▶ Data entries:
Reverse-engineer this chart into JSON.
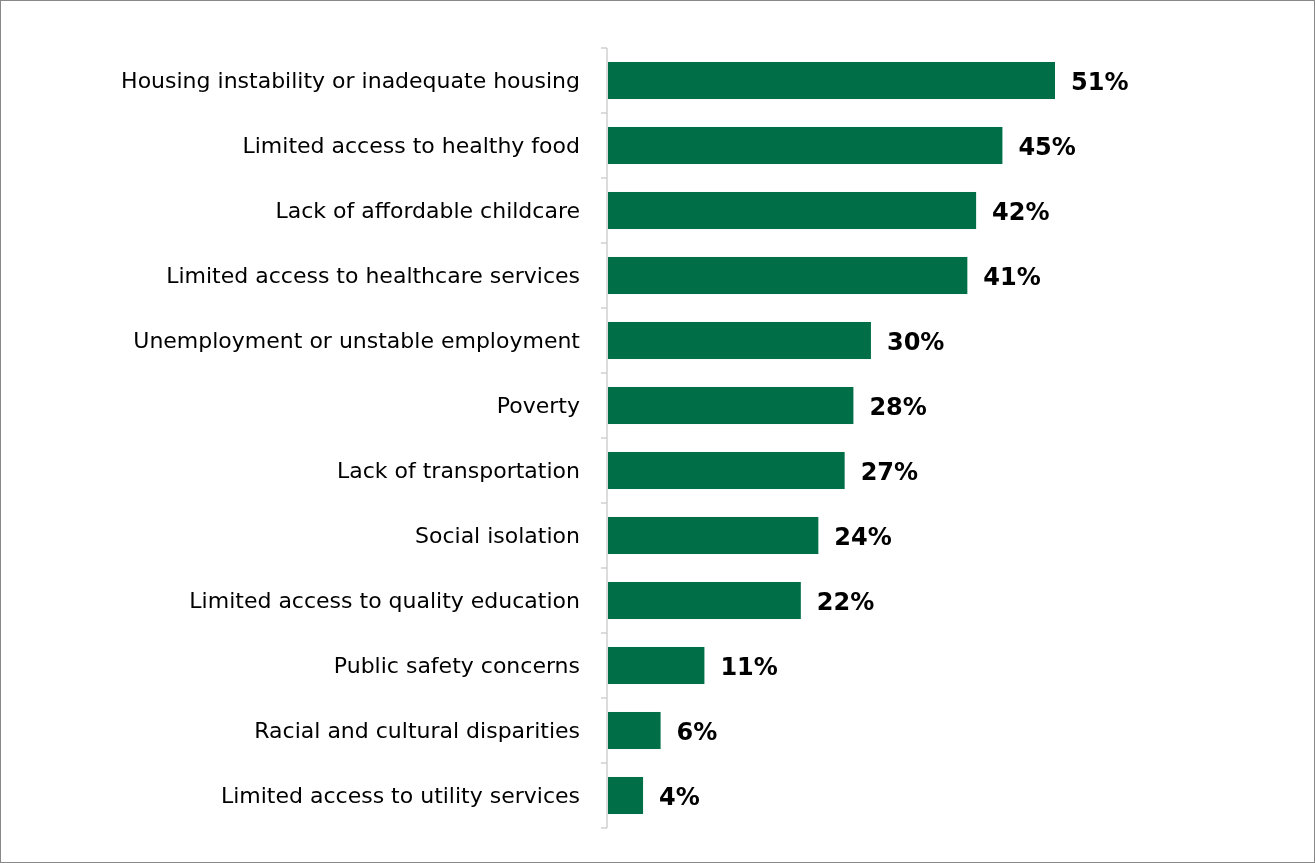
{
  "chart_data": {
    "type": "bar",
    "orientation": "horizontal",
    "categories": [
      "Housing instability or inadequate housing",
      "Limited access to healthy food",
      "Lack of affordable childcare",
      "Limited access to healthcare services",
      "Unemployment or unstable employment",
      "Poverty",
      "Lack of transportation",
      "Social isolation",
      "Limited access to quality education",
      "Public safety concerns",
      "Racial and cultural disparities",
      "Limited access to utility services"
    ],
    "values": [
      51,
      45,
      42,
      41,
      30,
      28,
      27,
      24,
      22,
      11,
      6,
      4
    ],
    "value_labels": [
      "51%",
      "45%",
      "42%",
      "41%",
      "30%",
      "28%",
      "27%",
      "24%",
      "22%",
      "11%",
      "6%",
      "4%"
    ],
    "color": "#006f47"
  }
}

▶ STATED TASK: Without the pictures, output the full listing exactly as it stands.

▶ REPLY TO THE EXERCISE:
Reverse-engineer this chart into JSON.
{
  "chart_data": {
    "type": "bar",
    "orientation": "horizontal",
    "categories": [
      "Housing instability or inadequate housing",
      "Limited access to healthy food",
      "Lack of affordable childcare",
      "Limited access to healthcare services",
      "Unemployment or unstable employment",
      "Poverty",
      "Lack of transportation",
      "Social isolation",
      "Limited access to quality education",
      "Public safety concerns",
      "Racial and cultural disparities",
      "Limited access to utility services"
    ],
    "values": [
      51,
      45,
      42,
      41,
      30,
      28,
      27,
      24,
      22,
      11,
      6,
      4
    ],
    "value_labels": [
      "51%",
      "45%",
      "42%",
      "41%",
      "30%",
      "28%",
      "27%",
      "24%",
      "22%",
      "11%",
      "6%",
      "4%"
    ],
    "color": "#006f47"
  }
}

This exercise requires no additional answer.